Depending on the contract laws of the jurisdictions involved, it would be extremely unlikely that a judge would conclude that there was certainty in the terms of the contract, if any, due to the non natural/non human language used (even when translated). A more detailed answer can be found in footnote 8 of one of my favourite reads: ISDA and Linklater’s Whitepaper Smart Contracts and Distributed Ledger — A Legal Perspective.
It refers to a situation when smart contract code could be legally binding — (1) there is an offer and acceptance in the form of clear messages between the parties; (2) the code is programmed to move consideration between parties when certain conditions are met (and the offer clearly states this); (3) intention to create legal relations; (4) the code gives certainty of terms.
Note: although the Bitcoin protocol is not itself a smart contract code, similar legal issues apply.
Overall there was a very multi-dimensional overview of Blockchain with an introduction from Nancy Liao, regulatory challenges as experienced by former CFTC Fintech Advisor Jeff Bandman, operational obstacles faced by DTCC (Michael Bodson), current use cases from NASDAQ (Fredrik Voss) and a colorful explanation of cryptocurrencies from Adam Ludwin, Chain.
The meeting demonstrated the importance of having informed discussions with regulators and being able to flesh out the key concerns that could be preventing potential changes from progressing. One concern that was discussed briefly was the topic of censorship resistance. This problem could be, in my opinion, one of the biggest problems faced by regulators — a situation where a network can only be shut down or controlled by a majority consensus, resulting in the inability for regulators to identify or prosecute participants (due to anonymity and the sheer number of participants around the world).
This could be a potential roadblock to positive reform if regulators are unable to separate the use of decentralised, unpermissioned, public networks from permissioned and controlled use by financial institutions.

■ Source excerpt ■
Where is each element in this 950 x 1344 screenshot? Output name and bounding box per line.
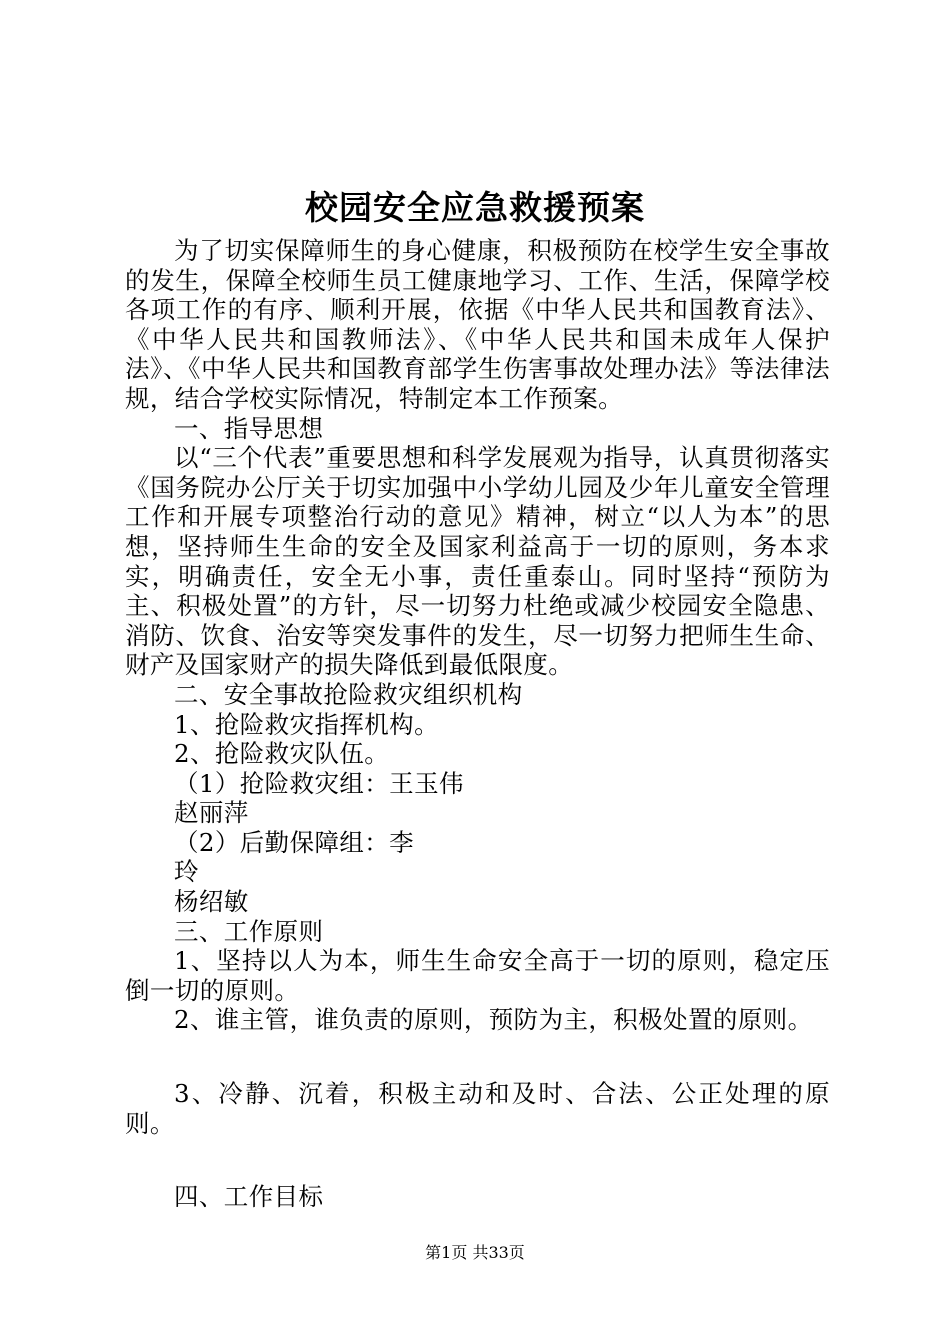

■ The tasks ■
1. For each statement below, decide whether it agrees with the commentary on blockchain regulation, answering yes or no and quoting the words of the commentary that settle it. (a) The Bitcoin protocol is itself a smart contract code. (b) Fredrik Voss presented current use cases from NASDAQ. (c) Censorship resistance was discussed at length during the meeting.
2. According to the commentary on blockchain regulation, what former position did Jeff Bandman hold?
3. Extend the commentary on blockchain regulation, beginning right after its final sentence.

■ Answers provided ■
1.
(a) No: "although the Bitcoin protocol is not itself a smart contract code"
(b) Yes: "current use cases from NASDAQ (Fredrik Voss)"
(c) No: "One concern that was discussed briefly was the topic of censorship resistance."

2. He was a former CFTC Fintech Advisor.

3.
‘Who do you sue’ is always an interesting question in crypto-land. Due to the open sourced, decentralised and global nature of these networks, it is not always clear whether an identifiable or responsible person/entity exists let alone contractual relations with that person/entity. As a result, buyers and sellers of Bitcoin or other cryptocurrencies may only have recourse against the third party service providers/counter-party they are dealing with. In this type of environment, (1) it is up to the investors to ensure that the parties they deal with are legitimate/licensed/regulated; (2) that the terms of any agreement are clear, binding and enforceable; or (3) be prepared to accept they may have little or no recourse in the event of non-performance.
A recent case is Tezos’ recent $232 million (now worth approximately $400 million) token sale. Under the terms of the Tezos coin offering, there’s no guarantee participants will ever receive a single Tez. Participants agreed to accept the risk that the project “may be abandoned.” Following an internal dispute between the Tezos founders and Tezos Foundation President, there is uncertainty as to when or whether the tokens will be issued.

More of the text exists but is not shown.